[[ Source text, beginning ]]

Financial aid information sessions offered Feb. 3

The Student Financial Aid office will hold two one-hour information sessions on the financial aid application process for fall 2007. The sessions will be Saturday, Feb. 3, at 10 a.m. and 1 p.m. in 210 Clifford Hall. While these sessions are primarily for new students and their families, anyone with questions about the financial aid process is welcome to attend. Student loan lenders will also be available to answer questions.
-- Robin Holden, Director, Student Financial Aid,, 777-3121

"Junie B. Jones" is at Chester Fritz Auditorium Feb. 3

Outspoken, precocious, lovable Junie B. Jones stars in a colorful, funny, fast-paced musical about new friends, new glasses, sugar cookies, the annual kickball tournament, and other various first grade angst-ridden situations. Follow her adventures as she writes down the story of her life in her "Top-Secret Personal Beeswax Journal."

This new musical is based on four volumes in Barbara Park's Junie B. Jones series of books: "Junie B, First Grader (at Last!)"; "Junie B, Boss of Lunch"; "Junie B, One-Man Band"; and "Top-Secret Personal Beeswax: A Journal by Junie B. (and Me!)."

Tickets are $16 each or four for $50, and are available at the box office, and all Ticketmaster outlets, by calling 772-5151, or online at
-- Betty Allan, Director, Chester Fritz Auditorium,, 7-2170

Judge Rodney S. Webb is first distinguished Jurist-in-Residence

United States District Judge Rodney S. Webb will be the Inaugural Distinguished Jurist-in-Residence at the School of Law Feb. 5 and 6.

[[ Source text, end ]]

The problem = In the campus announcements, change "Student loan lenders" to "Financial aid counselors" and give the passage again from the words containing "The Student Financial" through "to answer questions.".

[[ Source information, beginning ]]

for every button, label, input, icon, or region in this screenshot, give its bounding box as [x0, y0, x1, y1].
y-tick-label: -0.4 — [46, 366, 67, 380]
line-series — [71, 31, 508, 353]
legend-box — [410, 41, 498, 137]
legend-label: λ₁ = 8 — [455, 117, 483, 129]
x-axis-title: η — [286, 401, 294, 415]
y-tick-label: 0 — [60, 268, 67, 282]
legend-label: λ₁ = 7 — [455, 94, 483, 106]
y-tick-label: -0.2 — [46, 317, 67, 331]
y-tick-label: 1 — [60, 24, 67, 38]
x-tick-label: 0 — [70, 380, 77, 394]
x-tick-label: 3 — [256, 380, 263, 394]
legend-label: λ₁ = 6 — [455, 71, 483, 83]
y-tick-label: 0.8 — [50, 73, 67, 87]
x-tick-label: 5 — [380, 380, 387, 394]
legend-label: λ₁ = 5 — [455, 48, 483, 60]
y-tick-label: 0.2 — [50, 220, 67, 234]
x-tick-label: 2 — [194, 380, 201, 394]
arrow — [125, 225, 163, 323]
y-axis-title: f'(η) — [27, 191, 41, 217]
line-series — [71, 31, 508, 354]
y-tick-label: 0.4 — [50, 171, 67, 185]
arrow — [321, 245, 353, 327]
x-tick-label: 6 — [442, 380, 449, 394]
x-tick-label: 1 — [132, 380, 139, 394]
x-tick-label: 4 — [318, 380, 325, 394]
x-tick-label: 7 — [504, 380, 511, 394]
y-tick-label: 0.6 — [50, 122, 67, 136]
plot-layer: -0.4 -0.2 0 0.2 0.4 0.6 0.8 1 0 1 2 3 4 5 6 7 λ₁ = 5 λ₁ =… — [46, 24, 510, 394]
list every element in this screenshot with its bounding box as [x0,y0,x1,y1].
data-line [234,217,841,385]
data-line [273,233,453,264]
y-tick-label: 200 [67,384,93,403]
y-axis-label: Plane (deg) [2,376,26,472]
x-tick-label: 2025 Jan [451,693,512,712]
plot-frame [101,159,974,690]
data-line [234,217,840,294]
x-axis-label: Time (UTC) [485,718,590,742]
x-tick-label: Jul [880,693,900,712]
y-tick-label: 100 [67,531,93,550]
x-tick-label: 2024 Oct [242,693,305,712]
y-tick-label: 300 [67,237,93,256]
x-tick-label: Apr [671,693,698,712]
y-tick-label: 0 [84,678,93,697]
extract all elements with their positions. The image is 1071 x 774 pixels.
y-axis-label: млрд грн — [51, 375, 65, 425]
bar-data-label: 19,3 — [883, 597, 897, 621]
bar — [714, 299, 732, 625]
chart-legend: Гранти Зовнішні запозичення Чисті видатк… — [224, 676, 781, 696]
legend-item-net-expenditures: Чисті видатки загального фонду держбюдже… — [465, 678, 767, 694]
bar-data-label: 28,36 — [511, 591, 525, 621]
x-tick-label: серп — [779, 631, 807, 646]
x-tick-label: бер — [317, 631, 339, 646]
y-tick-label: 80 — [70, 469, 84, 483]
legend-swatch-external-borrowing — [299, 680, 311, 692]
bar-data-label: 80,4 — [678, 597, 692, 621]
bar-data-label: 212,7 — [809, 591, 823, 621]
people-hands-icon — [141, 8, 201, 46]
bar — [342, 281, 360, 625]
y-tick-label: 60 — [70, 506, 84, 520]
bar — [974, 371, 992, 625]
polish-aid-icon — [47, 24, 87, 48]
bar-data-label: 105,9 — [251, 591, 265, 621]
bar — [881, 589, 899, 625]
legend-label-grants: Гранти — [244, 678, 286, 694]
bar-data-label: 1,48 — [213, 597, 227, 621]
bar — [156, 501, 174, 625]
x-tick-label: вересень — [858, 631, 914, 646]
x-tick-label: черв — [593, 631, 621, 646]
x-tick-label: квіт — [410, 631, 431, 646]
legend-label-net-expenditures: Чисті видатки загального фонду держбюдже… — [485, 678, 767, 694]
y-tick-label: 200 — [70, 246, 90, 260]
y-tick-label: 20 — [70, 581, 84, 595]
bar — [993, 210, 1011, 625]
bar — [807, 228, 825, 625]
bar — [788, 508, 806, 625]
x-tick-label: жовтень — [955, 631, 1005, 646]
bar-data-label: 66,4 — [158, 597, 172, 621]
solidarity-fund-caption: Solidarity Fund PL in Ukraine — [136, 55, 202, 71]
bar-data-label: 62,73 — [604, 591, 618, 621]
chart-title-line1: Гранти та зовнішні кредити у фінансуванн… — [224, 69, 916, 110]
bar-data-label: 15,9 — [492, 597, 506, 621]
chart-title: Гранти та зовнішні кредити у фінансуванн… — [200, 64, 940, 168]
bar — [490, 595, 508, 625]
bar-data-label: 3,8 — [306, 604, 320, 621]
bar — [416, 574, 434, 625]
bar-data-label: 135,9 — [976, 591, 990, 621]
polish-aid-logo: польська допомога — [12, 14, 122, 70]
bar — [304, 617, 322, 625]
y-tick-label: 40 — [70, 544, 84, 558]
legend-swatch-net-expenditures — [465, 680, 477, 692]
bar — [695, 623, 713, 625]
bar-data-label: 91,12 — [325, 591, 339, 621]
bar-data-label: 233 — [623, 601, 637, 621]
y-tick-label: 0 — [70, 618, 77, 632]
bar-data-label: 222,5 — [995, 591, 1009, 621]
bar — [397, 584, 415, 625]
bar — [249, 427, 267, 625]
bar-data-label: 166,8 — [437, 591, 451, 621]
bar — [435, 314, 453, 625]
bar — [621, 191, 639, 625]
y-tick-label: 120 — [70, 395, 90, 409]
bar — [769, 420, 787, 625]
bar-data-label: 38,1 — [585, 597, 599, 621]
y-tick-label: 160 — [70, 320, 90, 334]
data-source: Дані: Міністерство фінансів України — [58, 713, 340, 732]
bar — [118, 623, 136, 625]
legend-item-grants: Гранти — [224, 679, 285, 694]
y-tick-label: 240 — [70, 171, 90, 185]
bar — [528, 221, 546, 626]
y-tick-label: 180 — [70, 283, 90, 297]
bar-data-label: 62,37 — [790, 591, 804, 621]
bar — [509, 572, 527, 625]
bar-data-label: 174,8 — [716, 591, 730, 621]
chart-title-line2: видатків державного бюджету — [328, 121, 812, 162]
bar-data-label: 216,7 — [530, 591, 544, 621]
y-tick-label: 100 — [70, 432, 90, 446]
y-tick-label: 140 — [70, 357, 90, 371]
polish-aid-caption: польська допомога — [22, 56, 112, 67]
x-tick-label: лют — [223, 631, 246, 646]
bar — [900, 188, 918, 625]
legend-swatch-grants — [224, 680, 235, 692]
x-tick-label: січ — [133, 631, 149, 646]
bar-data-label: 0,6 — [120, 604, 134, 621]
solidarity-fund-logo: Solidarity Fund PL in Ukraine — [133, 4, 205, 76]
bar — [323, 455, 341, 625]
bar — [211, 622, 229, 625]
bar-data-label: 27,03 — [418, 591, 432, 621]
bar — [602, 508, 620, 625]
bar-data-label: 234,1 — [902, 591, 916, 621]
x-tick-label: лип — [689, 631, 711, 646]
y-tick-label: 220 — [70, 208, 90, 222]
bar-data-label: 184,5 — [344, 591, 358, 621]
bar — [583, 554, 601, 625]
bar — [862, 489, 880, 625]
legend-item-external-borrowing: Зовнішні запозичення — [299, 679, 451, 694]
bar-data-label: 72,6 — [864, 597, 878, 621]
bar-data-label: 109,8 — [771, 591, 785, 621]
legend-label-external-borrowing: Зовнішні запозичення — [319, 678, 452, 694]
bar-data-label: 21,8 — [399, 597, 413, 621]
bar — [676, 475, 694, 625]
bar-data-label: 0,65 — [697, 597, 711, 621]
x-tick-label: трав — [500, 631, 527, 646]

[[ Source information, end ]]

Completed exercise =
The Student Financial Aid office will hold two one-hour information sessions on the financial aid application process for fall 2007. The sessions will be Saturday, Feb. 3, at 10 a.m. and 1 p.m. in 210 Clifford Hall. While these sessions are primarily for new students and their families, anyone with questions about the financial aid process is welcome to attend. Financial aid counselors will also be available to answer questions.